**What you need to do:**
• A. Rewrite the section of the court opinion that begins at "The defendant appealed." and stops after "Id. at 1335.", putting "appellant" in place of "defendant".
• B. Carry the court opinion forward, starting right after its last sentence.

═══ Extract to read ═══

The defendant appealed. See id. Before addressing whether the district court erred in denying the defendant’s post-trial motions, this court first resolved the propriety of the district court’s Rule 54(b) certification “because we only obtain jurisdiction when an appeal is taken from a final order, 28 U.S.C. § 1291, or from an appealable interlocutory order, 28 U.S.C. § 1292.” Braswell Shipyards, Inc., 2 F.3d at 1335. “Rule 54(b) permits a district *384court to enter final judgment as to one or more but fewer than all claims in a multi claim action, thus allowing an appeal on fewer than all claims in a multi claim action.” Id. at 1335.
We held that the district court abused its discretion in finding no just reasons for the delay in the entry of judgment on the negligent nondisclosure claim. See id. at 1339. We thus remanded the case to the district court with instructions to vacate its order finding no just reasons for the delay in the entry of judgment on the negligent nondisclosure claim and its corresponding judgment, and to conduct further proceedings consistent with our opinion. See id. Critical to our holding that Rule 54(b) certification was inappropriate was our belief that the plaintiff would likely receive an impermissible double recovery by recovering the Response Costs of the property under CERCLA and by also recovering the full purchase price plus the costs of improvements. See id. at 1337-39. In other words, the potentiality existed that the plaintiff would be fully compensated under the negligent nondisclosure claim for the full purchase price of the parcel plus improvements and additionally have the parcel cleaned up under CERCLA at no cost to itself, thus effecting a double recovery.
The crucial distinction between the present case and Braswell Shipyards, Inc. is that in the present case Minyard no longer owns ,the Property. Accordingly, Minyard will not .benefit from restoration of the Property under CERCLA. , Thus, the $200,000 award to Minyard on its negligence claim for diminution in value of the Property as a result of Southeastern’s negligence and the CERCLA award to Min-yard does not constitute an impermissible double recovery. Accordingly, we affirm the magistrate judge’s award of $200,000 to Minyard under South Carolina law for diminution in value of the Property.11
IV
Finally, we address Southeastern’s argument that the magistrate judge erred in holding it liable for contribution for Response Costs pursuant to § 113(f) of CERCLA, because while the Plaintiffs expressly alleged a cause of action for the full recovery of Response Costs pursuant to § 107(a) of CERCLA, they did not expressly seek contribution among potentially responsible parties pursuant to § 113(f) of CERCLA. In the alternative, Southeastern contends that we must vacate the judgment with respect to the damages portion of the Plaintiffs’ contribution claim pursuant to § 113(f) of CERCLA and remand the ease for the magistrate judge to reapportion cost because the magistrate judge, in apportioning costs, improperly placed the burden of proving the appropriate apportionment of costs on Southeastern instead of the Plaintiffs.

═══ Recorded information ═══

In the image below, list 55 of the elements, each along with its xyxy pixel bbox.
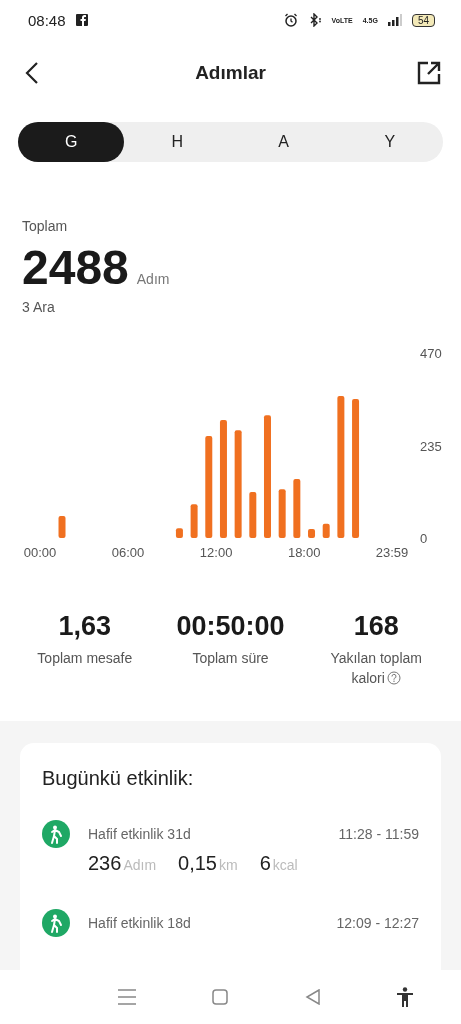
stat-value: 168 <box>353 611 399 642</box>
activity-time: 11:28 - 11:59 <box>338 826 419 842</box>
total-steps: 2488 <box>22 240 129 295</box>
activity-name: Hafif etkinlik 31d <box>88 826 191 842</box>
chart-bar <box>293 478 301 538</box>
metric-value: 236 <box>88 852 122 874</box>
metric-value: 6 <box>259 852 271 874</box>
home-icon[interactable] <box>212 989 229 1005</box>
period-tab[interactable]: H <box>124 122 231 162</box>
chart-bar <box>249 491 257 538</box>
x-tick-label: 12:00 <box>199 545 233 560</box>
chart-bar <box>308 528 315 538</box>
metric-unit: Adım <box>123 857 157 873</box>
chart-bar <box>175 528 183 538</box>
chart-bar <box>190 504 198 538</box>
facebook-icon <box>75 14 88 26</box>
chart-bar <box>58 515 66 538</box>
activity-title: Bugünkü etkinlik: <box>42 767 195 790</box>
metric-value: 0,15 <box>178 852 217 874</box>
page-title: Adımlar <box>195 62 266 84</box>
metric-unit: kcal <box>272 857 298 873</box>
help-icon[interactable] <box>386 671 401 685</box>
stat-value: 00:50:00 <box>176 611 285 642</box>
period-tab[interactable]: Y <box>336 122 443 162</box>
x-tick-label: 06:00 <box>111 545 145 560</box>
stat-label: Yakılan toplam kalori <box>329 649 423 688</box>
period-tab[interactable]: A <box>230 122 337 162</box>
alarm-icon <box>283 13 298 27</box>
total-label: Toplam <box>22 218 69 234</box>
menu-icon[interactable] <box>118 989 137 1005</box>
stat-label: Toplam mesafe <box>37 649 133 668</box>
back-icon[interactable] <box>304 989 321 1005</box>
share-button[interactable] <box>415 59 443 87</box>
battery-level: 54 <box>411 13 435 27</box>
date-label: 3 Ara <box>22 299 56 315</box>
signal-icon <box>387 14 402 26</box>
x-tick-label: 00:00 <box>23 545 57 560</box>
stat-label: Toplam süre <box>192 649 269 668</box>
y-tick-label: 0 <box>420 531 428 546</box>
walking-person-icon <box>42 909 70 937</box>
period-tab[interactable]: G <box>18 122 125 162</box>
x-tick-label: 18:00 <box>287 545 321 560</box>
walking-person-icon <box>42 820 70 848</box>
y-tick-label: 235 <box>420 438 442 454</box>
status-time: 08:48 <box>28 11 66 29</box>
x-tick-label: 23:59 <box>375 545 409 560</box>
steps-unit: Adım <box>136 271 170 287</box>
accessibility-icon[interactable] <box>396 987 413 1007</box>
stat-value: 1,63 <box>58 611 112 642</box>
activity-time: 12:09 - 12:27 <box>336 915 419 931</box>
chart-bar <box>322 523 330 538</box>
y-tick-label: 470 <box>420 346 442 361</box>
chart-bar <box>278 489 286 538</box>
metric-unit: km <box>219 857 238 873</box>
activity-name: Hafif etkinlik 18d <box>88 915 191 931</box>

═══

**Answers in order:**
• A.
The appellant appealed. See id. Before addressing whether the district court erred in denying the appellant’s post-trial motions, this court first resolved the propriety of the district court’s Rule 54(b) certification “because we only obtain jurisdiction when an appeal is taken from a final order, 28 U.S.C. § 1291, or from an appealable interlocutory order, 28 U.S.C. § 1292.” Braswell Shipyards, Inc., 2 F.3d at 1335. “Rule 54(b) permits a district *384court to enter final judgment as to one or more but fewer than all claims in a multi claim action, thus allowing an appeal on fewer than all claims in a multi claim action.” Id. at 1335.

• B.
*385We hold that the magistrate judge did not err in holding Southeastern liable for contribution for Response Costs pursuant to § 113(f) of CERCLA despite the Plaintiffs’ failure to expressly seek contribution among potentially responsible parties pursuant to § 113(f) of CERCLA in their complaint. However, we agree with Southeastern that, in apportioning costs pursuant to § 113(f) of CERCLA, the magistrate judge improperly placed the burden of proving the appropriate allocation of costs on Southeastern instead of the Plaintiffs. Therefore, we vacate the damages portion of the judgment as it pertains to the Plaintiffs’ claim for contribution pursuant to § 113(f) of CERCLA and remand for further proceedings consistent with this opinion.
Section 107(a) of CERCLA, provides a private party a strict liability cause of action to recover costs of assessing and cleaning up an environmentally contaminated piece of real property from the parties responsible for the contamination.12 See 42 U.S.C. § 9607(a); Bedford Affiliates v. Sills, 156 F.3d 416, 423-24 (2d Cir.1998); Pneumo Abex Corp. v. High Point, Thomasville & Denton R.R. Co., 142 F.3d 769, 774 (4th Cir.1998). However, a responsible party cannot recover Response Costs under § 107(a) of CERCLA from another responsible party. See Pneumo Abex Corp., 142 F.3d at 776. Rather, for one responsible party to recover Response Costs from another responsible party, the first responsible party must seek contribution from the other responsible party pursuant to § 113(f) of CERCLA. See Pneumo Abex Corp., 142 F.3d at 776.13
Notably, under § 113(f) of CERCLA, the Plaintiff bears the burden of proving the defendant is a responsible party under § 107(a) of CERCLA and also the burden of proving the defendant’s equitable share of costs. See Centerior Serv. Co. v. Acme Scrap Iron & Metal Corp., 153 F.3d 344, 348 (6th Cir.1998). “In resolving contribution claims, the court may allocate [Response [C]osts among liable parties using such equitable factors as the court determines are appropriate.” 42 U.S.C. § 9613(f)(1). While the court has considerable discretion as to what and how many equitable factors it will consider in allocating Response Costs among the responsible parties, see Pneumo Abex Corp., 142 F.3d at 776 n. 4, liability under § 113(f) is several only, as opposed to joint and several under § 107(a), see Centerior Serv. Co., 153 F.3d at 350.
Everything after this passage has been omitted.